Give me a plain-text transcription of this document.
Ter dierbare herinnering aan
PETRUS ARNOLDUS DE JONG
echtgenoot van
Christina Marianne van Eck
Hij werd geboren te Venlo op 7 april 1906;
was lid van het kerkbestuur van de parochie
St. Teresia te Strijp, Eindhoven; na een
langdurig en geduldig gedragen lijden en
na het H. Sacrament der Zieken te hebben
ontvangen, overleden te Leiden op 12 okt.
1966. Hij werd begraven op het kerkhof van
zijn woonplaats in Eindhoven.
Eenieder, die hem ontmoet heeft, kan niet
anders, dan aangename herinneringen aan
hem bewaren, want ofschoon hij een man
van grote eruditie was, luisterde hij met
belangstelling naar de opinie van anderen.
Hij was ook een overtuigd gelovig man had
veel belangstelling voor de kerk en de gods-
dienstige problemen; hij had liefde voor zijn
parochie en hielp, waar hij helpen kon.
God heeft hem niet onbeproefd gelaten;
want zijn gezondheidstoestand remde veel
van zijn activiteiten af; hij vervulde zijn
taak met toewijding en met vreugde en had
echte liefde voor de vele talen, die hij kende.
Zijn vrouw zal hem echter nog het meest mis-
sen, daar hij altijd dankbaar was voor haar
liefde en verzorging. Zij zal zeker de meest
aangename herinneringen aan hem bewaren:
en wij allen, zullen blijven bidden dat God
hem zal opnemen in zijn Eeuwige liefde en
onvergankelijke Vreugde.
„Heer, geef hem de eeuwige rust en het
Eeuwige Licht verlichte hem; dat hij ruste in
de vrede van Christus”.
☆ ☆ ☆ ☆ ☆
WHAT YOU NEED TO DO: Return each line that includes "liefde".

FULL RESPONSE:
dienstige problemen; hij had liefde voor zijn
echte liefde voor de vele talen, die hij kende.
liefde en verzorging. Zij zal zeker de meest
hem zal opnemen in zijn Eeuwige liefde en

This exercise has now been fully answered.